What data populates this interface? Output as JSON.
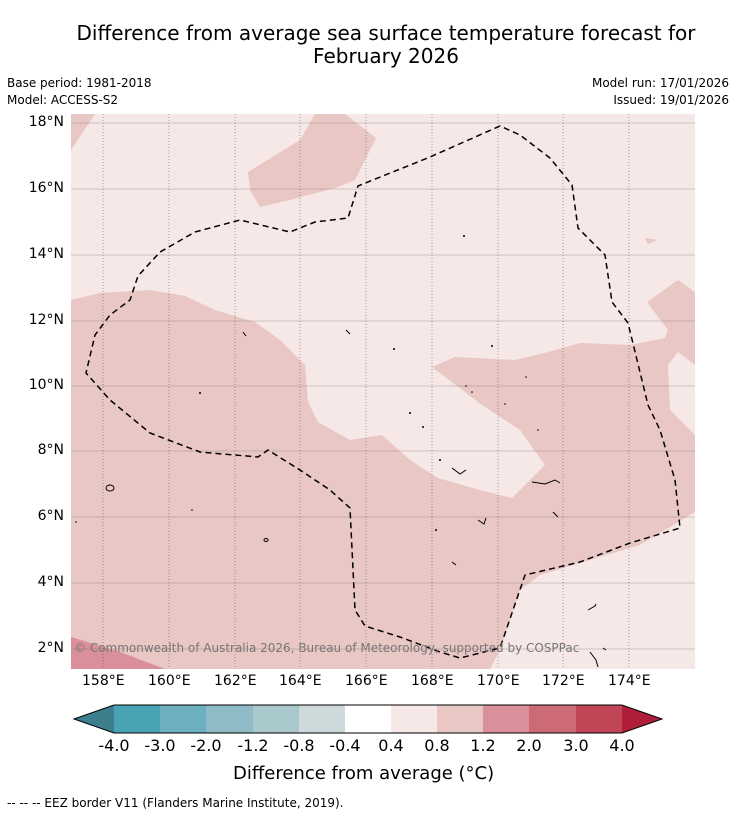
{
  "title_line1": "Difference from average sea surface temperature forecast for",
  "title_line2": "February 2026",
  "meta": {
    "base_period": "Base period: 1981-2018",
    "model": "Model: ACCESS-S2",
    "model_run": "Model run: 17/01/2026",
    "issued": "Issued: 19/01/2026"
  },
  "map": {
    "lat_labels": [
      "18°N",
      "16°N",
      "14°N",
      "12°N",
      "10°N",
      "8°N",
      "6°N",
      "4°N",
      "2°N"
    ],
    "lon_labels": [
      "158°E",
      "160°E",
      "162°E",
      "164°E",
      "166°E",
      "168°E",
      "170°E",
      "172°E",
      "174°E"
    ],
    "copyright": "© Commonwealth of Australia 2026, Bureau of Meteorology, supported by COSPPac",
    "colors": {
      "band_0.4_0.8": "#f5e8e7",
      "band_0.8_1.2": "#e8c7c4",
      "band_1.2_2.0": "#d9909a"
    }
  },
  "colorbar": {
    "labels": [
      "-4.0",
      "-3.0",
      "-2.0",
      "-1.2",
      "-0.8",
      "-0.4",
      "0.4",
      "0.8",
      "1.2",
      "2.0",
      "3.0",
      "4.0"
    ],
    "colors": [
      "#3d7f8c",
      "#4aa2b5",
      "#6cafbf",
      "#8fbbc6",
      "#a8c8cb",
      "#cdd9db",
      "#ffffff",
      "#f5e8e7",
      "#e8c7c4",
      "#d9909a",
      "#cc6a78",
      "#c04556",
      "#b01e3c"
    ],
    "title": "Difference from average (°C)"
  },
  "footer": "--  --  -- EEZ border V11 (Flanders Marine Institute, 2019)."
}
━━━━━━━━━━━━━━━━
**YOUR TASK:**
Search the data above for the string "from" and return every line that has it.

**SOLUTION BELOW:**
  "title_line1": "Difference from average sea surface temperature forecast for",
    "title": "Difference from average (°C)"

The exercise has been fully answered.